SET EXERCISE 1
Translate this sentence from the theater review into German: "Try as he might, Jim can't avoid the blade and the film ends with needless bloodshed."

SOURCE EXCERPT
— start —
All these questions kicked around in my mind as the lights went down in the theater and Rebel Without a Cause began. Sadly, I felt quite alone in asking them almost as soon as the actors began to speak. Certainly these questions seemed to go ignored by co-directors Brian Stites, Joshua Coleman and their players. Lines important and trivial were handled with the same emphasis, often rushed to completion as if the moving mouths wanted to close as soon as possible. With no set to speak of, negligible lighting, and a complete absence of sound, words and acting were the only remnants of the original movie that survived this stage treatment, and they, too, came careless and automatic. For those of us who recall without delay the weirdness, the color, the twisted noise of the James Dean classic, disappointment felt leaden and unrelenting.

For those unfamiliar with the film, the basic (and forever replicated) story: Jim Stark, a troubled young man with a past, moves to a new town with his family and runs afoul of the law and local thugs. He makes eyes with some success at the girl next door, and finds a friend in an even more troubled classmate. His mother dominates his father and violence calls to him in planetariums and drag races. Try as he might, Jim can't avoid the blade and the film ends with needless bloodshed. The effects of this movie on American culture (cinematic and otherwise) are too widespread for this review, but renting the DVD should settle that; seeing the play does something almost wholly opposite.
— end —
EXCERPTED DATA
— start —
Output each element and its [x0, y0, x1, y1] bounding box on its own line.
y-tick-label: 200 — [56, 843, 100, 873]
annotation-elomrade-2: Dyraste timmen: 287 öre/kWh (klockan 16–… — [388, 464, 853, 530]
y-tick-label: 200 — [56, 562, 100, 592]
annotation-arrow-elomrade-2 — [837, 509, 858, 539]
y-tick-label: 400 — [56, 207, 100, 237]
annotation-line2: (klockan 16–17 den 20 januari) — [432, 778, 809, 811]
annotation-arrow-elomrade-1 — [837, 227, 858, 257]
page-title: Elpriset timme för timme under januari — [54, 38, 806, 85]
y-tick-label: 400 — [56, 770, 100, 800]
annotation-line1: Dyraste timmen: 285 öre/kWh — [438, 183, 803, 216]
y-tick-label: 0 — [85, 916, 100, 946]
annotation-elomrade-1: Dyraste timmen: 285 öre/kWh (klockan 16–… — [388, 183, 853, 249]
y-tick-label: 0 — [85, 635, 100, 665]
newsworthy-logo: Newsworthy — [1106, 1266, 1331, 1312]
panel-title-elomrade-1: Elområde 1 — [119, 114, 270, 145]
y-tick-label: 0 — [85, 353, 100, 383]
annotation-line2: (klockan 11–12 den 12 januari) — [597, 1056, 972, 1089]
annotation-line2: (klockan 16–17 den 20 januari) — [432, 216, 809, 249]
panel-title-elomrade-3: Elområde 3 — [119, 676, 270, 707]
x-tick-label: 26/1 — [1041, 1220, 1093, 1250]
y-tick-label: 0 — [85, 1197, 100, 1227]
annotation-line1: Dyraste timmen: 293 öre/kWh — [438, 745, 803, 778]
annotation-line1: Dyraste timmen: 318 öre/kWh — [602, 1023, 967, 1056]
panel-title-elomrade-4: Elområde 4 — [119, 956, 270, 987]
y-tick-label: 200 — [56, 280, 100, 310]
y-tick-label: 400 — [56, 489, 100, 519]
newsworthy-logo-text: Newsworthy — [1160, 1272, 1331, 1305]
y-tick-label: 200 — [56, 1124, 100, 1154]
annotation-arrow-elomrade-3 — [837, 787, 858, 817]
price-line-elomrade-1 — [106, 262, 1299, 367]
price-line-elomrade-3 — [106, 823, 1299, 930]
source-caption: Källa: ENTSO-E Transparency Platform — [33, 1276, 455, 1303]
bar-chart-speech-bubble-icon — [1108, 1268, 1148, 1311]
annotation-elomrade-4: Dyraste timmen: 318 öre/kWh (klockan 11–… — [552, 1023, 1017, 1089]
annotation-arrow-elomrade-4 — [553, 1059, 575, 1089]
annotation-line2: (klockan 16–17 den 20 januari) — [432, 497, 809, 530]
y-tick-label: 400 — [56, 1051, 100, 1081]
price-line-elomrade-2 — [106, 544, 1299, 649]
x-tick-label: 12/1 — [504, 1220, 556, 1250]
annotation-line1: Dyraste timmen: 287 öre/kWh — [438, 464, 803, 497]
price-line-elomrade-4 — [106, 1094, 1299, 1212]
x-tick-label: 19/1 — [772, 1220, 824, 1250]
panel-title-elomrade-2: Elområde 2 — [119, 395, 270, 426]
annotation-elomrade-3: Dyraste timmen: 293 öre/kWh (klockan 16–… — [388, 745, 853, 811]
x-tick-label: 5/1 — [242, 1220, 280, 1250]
— end —
SET EXERCISE 2
Give the rows, starting at the first row and ending at the one that contains "y-tick-label: 400 — [56, 770, 100, 800]", as a Markdown table with the columns n and Line, leaving out any blank lines.

EXERCISE OUTPUT 1
So sehr er sich auch bemüht, Jim kann dem Messer nicht entgehen, und der Film endet mit unnötigem Blutvergießen.

EXERCISE OUTPUT 2
| n | Line |
|---|---|
| 1 | Output each element and its [x0, y0, x1, y1] bounding box on its own line. |
| 2 | y-tick-label: 200 — [56, 843, 100, 873] |
| 3 | annotation-elomrade-2: Dyraste timmen: 287 öre/kWh (klockan 16–… — [388, 464, 853, 530] |
| 4 | y-tick-label: 200 — [56, 562, 100, 592] |
| 5 | annotation-arrow-elomrade-2 — [837, 509, 858, 539] |
| 6 | y-tick-label: 400 — [56, 207, 100, 237] |
| 7 | annotation-line2: (klockan 16–17 den 20 januari) — [432, 778, 809, 811] |
| 8 | annotation-arrow-elomrade-1 — [837, 227, 858, 257] |
| 9 | page-title: Elpriset timme för timme under januari — [54, 38, 806, 85] |
| 10 | y-tick-label: 400 — [56, 770, 100, 800] |